▶ _Task statement_: Reproduce the listing below in its entirety. Change nothing.

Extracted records
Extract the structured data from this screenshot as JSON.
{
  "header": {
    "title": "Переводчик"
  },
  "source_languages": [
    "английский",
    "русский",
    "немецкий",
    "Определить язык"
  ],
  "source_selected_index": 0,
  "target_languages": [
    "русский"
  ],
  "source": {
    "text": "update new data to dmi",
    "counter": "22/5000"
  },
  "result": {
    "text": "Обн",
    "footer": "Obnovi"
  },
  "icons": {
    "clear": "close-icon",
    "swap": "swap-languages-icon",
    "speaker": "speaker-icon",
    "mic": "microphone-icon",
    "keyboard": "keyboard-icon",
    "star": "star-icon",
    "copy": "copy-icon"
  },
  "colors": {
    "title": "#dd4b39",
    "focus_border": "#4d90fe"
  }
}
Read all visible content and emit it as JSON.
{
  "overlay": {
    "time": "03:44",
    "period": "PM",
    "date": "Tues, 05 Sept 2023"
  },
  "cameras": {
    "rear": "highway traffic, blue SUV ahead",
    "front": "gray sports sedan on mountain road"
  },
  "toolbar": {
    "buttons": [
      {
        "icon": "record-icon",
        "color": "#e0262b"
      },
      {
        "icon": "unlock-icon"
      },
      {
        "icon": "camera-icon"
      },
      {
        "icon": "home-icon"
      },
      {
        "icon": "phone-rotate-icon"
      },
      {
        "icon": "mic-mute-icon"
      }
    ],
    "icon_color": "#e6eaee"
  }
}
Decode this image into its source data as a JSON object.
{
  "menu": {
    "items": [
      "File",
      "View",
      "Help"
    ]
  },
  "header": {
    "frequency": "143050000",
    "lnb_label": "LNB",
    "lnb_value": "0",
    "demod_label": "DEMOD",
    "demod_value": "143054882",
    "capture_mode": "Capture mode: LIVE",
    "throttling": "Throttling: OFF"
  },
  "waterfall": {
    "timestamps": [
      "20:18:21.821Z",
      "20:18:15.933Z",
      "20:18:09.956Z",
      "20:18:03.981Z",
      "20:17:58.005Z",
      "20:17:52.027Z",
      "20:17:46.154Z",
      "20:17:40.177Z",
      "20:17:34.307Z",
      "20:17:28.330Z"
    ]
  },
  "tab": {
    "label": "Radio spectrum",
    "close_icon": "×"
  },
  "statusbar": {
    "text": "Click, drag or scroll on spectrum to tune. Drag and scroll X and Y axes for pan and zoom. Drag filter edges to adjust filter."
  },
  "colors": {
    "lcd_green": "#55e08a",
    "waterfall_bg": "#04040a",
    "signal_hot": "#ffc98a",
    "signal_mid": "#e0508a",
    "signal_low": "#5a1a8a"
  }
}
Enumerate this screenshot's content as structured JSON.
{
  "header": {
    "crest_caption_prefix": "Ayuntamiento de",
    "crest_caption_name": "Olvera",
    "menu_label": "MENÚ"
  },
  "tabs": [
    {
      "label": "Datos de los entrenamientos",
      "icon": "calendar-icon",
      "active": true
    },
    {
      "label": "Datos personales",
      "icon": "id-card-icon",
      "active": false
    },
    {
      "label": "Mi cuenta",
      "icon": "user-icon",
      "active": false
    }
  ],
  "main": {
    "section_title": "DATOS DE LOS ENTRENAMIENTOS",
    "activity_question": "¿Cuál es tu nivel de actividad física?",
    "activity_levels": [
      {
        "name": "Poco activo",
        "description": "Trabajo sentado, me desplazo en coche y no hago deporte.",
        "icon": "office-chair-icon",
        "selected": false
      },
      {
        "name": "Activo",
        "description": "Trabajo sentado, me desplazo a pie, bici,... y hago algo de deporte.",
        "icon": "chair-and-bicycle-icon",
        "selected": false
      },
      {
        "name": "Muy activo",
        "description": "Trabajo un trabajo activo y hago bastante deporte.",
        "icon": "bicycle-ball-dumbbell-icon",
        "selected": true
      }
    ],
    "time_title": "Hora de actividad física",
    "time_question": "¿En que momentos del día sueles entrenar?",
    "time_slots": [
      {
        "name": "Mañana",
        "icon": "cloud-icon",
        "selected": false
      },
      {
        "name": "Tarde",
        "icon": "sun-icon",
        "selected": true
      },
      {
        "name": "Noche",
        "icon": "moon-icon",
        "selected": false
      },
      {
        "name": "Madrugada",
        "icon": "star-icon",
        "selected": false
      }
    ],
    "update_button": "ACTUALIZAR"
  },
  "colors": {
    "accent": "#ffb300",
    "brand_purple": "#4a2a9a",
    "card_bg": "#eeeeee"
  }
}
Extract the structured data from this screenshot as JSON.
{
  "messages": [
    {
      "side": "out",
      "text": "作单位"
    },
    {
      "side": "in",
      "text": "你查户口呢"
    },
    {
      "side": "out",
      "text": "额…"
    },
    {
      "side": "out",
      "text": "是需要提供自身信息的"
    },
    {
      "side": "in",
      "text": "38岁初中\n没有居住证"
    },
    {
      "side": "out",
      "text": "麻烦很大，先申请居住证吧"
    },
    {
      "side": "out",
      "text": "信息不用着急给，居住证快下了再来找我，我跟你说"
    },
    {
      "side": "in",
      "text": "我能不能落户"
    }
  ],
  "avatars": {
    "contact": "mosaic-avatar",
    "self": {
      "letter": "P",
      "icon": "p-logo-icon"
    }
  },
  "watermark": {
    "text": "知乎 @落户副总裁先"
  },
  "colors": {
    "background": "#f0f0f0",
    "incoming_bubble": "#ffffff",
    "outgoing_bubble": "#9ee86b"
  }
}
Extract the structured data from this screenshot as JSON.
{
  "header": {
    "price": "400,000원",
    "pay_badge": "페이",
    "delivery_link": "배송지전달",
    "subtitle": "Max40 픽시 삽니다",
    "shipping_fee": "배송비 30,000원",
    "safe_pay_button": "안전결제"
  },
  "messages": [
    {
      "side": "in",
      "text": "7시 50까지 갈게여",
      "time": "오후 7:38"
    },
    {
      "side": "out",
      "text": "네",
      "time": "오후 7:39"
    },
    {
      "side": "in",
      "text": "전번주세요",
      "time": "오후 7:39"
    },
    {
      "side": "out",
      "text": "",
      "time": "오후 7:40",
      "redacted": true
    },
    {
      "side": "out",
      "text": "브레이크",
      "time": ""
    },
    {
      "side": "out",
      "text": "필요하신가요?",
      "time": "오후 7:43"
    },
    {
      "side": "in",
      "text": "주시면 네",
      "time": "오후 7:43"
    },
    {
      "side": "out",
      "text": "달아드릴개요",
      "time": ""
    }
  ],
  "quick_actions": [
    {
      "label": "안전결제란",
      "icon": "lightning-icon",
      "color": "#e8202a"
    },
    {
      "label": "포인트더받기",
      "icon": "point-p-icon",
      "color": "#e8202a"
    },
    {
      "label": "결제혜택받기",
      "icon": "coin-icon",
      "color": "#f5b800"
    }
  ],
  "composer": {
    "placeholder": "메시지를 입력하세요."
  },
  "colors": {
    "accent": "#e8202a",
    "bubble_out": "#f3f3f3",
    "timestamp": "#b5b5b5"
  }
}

▶ _Solution to the problem_:
Extract the structured data from this screenshot as JSON.
{
  "header": {
    "title": "Переводчик"
  },
  "source_languages": [
    "английский",
    "русский",
    "немецкий",
    "Определить язык"
  ],
  "source_selected_index": 0,
  "target_languages": [
    "русский"
  ],
  "source": {
    "text": "update new data to dmi",
    "counter": "22/5000"
  },
  "result": {
    "text": "Обн",
    "footer": "Obnovi"
  },
  "icons": {
    "clear": "close-icon",
    "swap": "swap-languages-icon",
    "speaker": "speaker-icon",
    "mic": "microphone-icon",
    "keyboard": "keyboard-icon",
    "star": "star-icon",
    "copy": "copy-icon"
  },
  "colors": {
    "title": "#dd4b39",
    "focus_border": "#4d90fe"
  }
}
Read all visible content and emit it as JSON.
{
  "overlay": {
    "time": "03:44",
    "period": "PM",
    "date": "Tues, 05 Sept 2023"
  },
  "cameras": {
    "rear": "highway traffic, blue SUV ahead",
    "front": "gray sports sedan on mountain road"
  },
  "toolbar": {
    "buttons": [
      {
        "icon": "record-icon",
        "color": "#e0262b"
      },
      {
        "icon": "unlock-icon"
      },
      {
        "icon": "camera-icon"
      },
      {
        "icon": "home-icon"
      },
      {
        "icon": "phone-rotate-icon"
      },
      {
        "icon": "mic-mute-icon"
      }
    ],
    "icon_color": "#e6eaee"
  }
}
Decode this image into its source data as a JSON object.
{
  "menu": {
    "items": [
      "File",
      "View",
      "Help"
    ]
  },
  "header": {
    "frequency": "143050000",
    "lnb_label": "LNB",
    "lnb_value": "0",
    "demod_label": "DEMOD",
    "demod_value": "143054882",
    "capture_mode": "Capture mode: LIVE",
    "throttling": "Throttling: OFF"
  },
  "waterfall": {
    "timestamps": [
      "20:18:21.821Z",
      "20:18:15.933Z",
      "20:18:09.956Z",
      "20:18:03.981Z",
      "20:17:58.005Z",
      "20:17:52.027Z",
      "20:17:46.154Z",
      "20:17:40.177Z",
      "20:17:34.307Z",
      "20:17:28.330Z"
    ]
  },
  "tab": {
    "label": "Radio spectrum",
    "close_icon": "×"
  },
  "statusbar": {
    "text": "Click, drag or scroll on spectrum to tune. Drag and scroll X and Y axes for pan and zoom. Drag filter edges to adjust filter."
  },
  "colors": {
    "lcd_green": "#55e08a",
    "waterfall_bg": "#04040a",
    "signal_hot": "#ffc98a",
    "signal_mid": "#e0508a",
    "signal_low": "#5a1a8a"
  }
}
Enumerate this screenshot's content as structured JSON.
{
  "header": {
    "crest_caption_prefix": "Ayuntamiento de",
    "crest_caption_name": "Olvera",
    "menu_label": "MENÚ"
  },
  "tabs": [
    {
      "label": "Datos de los entrenamientos",
      "icon": "calendar-icon",
      "active": true
    },
    {
      "label": "Datos personales",
      "icon": "id-card-icon",
      "active": false
    },
    {
      "label": "Mi cuenta",
      "icon": "user-icon",
      "active": false
    }
  ],
  "main": {
    "section_title": "DATOS DE LOS ENTRENAMIENTOS",
    "activity_question": "¿Cuál es tu nivel de actividad física?",
    "activity_levels": [
      {
        "name": "Poco activo",
        "description": "Trabajo sentado, me desplazo en coche y no hago deporte.",
        "icon": "office-chair-icon",
        "selected": false
      },
      {
        "name": "Activo",
        "description": "Trabajo sentado, me desplazo a pie, bici,... y hago algo de deporte.",
        "icon": "chair-and-bicycle-icon",
        "selected": false
      },
      {
        "name": "Muy activo",
        "description": "Trabajo un trabajo activo y hago bastante deporte.",
        "icon": "bicycle-ball-dumbbell-icon",
        "selected": true
      }
    ],
    "time_title": "Hora de actividad física",
    "time_question": "¿En que momentos del día sueles entrenar?",
    "time_slots": [
      {
        "name": "Mañana",
        "icon": "cloud-icon",
        "selected": false
      },
      {
        "name": "Tarde",
        "icon": "sun-icon",
        "selected": true
      },
      {
        "name": "Noche",
        "icon": "moon-icon",
        "selected": false
      },
      {
        "name": "Madrugada",
        "icon": "star-icon",
        "selected": false
      }
    ],
    "update_button": "ACTUALIZAR"
  },
  "colors": {
    "accent": "#ffb300",
    "brand_purple": "#4a2a9a",
    "card_bg": "#eeeeee"
  }
}
Extract the structured data from this screenshot as JSON.
{
  "messages": [
    {
      "side": "out",
      "text": "作单位"
    },
    {
      "side": "in",
      "text": "你查户口呢"
    },
    {
      "side": "out",
      "text": "额…"
    },
    {
      "side": "out",
      "text": "是需要提供自身信息的"
    },
    {
      "side": "in",
      "text": "38岁初中\n没有居住证"
    },
    {
      "side": "out",
      "text": "麻烦很大，先申请居住证吧"
    },
    {
      "side": "out",
      "text": "信息不用着急给，居住证快下了再来找我，我跟你说"
    },
    {
      "side": "in",
      "text": "我能不能落户"
    }
  ],
  "avatars": {
    "contact": "mosaic-avatar",
    "self": {
      "letter": "P",
      "icon": "p-logo-icon"
    }
  },
  "watermark": {
    "text": "知乎 @落户副总裁先"
  },
  "colors": {
    "background": "#f0f0f0",
    "incoming_bubble": "#ffffff",
    "outgoing_bubble": "#9ee86b"
  }
}
Extract the structured data from this screenshot as JSON.
{
  "header": {
    "price": "400,000원",
    "pay_badge": "페이",
    "delivery_link": "배송지전달",
    "subtitle": "Max40 픽시 삽니다",
    "shipping_fee": "배송비 30,000원",
    "safe_pay_button": "안전결제"
  },
  "messages": [
    {
      "side": "in",
      "text": "7시 50까지 갈게여",
      "time": "오후 7:38"
    },
    {
      "side": "out",
      "text": "네",
      "time": "오후 7:39"
    },
    {
      "side": "in",
      "text": "전번주세요",
      "time": "오후 7:39"
    },
    {
      "side": "out",
      "text": "",
      "time": "오후 7:40",
      "redacted": true
    },
    {
      "side": "out",
      "text": "브레이크",
      "time": ""
    },
    {
      "side": "out",
      "text": "필요하신가요?",
      "time": "오후 7:43"
    },
    {
      "side": "in",
      "text": "주시면 네",
      "time": "오후 7:43"
    },
    {
      "side": "out",
      "text": "달아드릴개요",
      "time": ""
    }
  ],
  "quick_actions": [
    {
      "label": "안전결제란",
      "icon": "lightning-icon",
      "color": "#e8202a"
    },
    {
      "label": "포인트더받기",
      "icon": "point-p-icon",
      "color": "#e8202a"
    },
    {
      "label": "결제혜택받기",
      "icon": "coin-icon",
      "color": "#f5b800"
    }
  ],
  "composer": {
    "placeholder": "메시지를 입력하세요."
  },
  "colors": {
    "accent": "#e8202a",
    "bubble_out": "#f3f3f3",
    "timestamp": "#b5b5b5"
  }
}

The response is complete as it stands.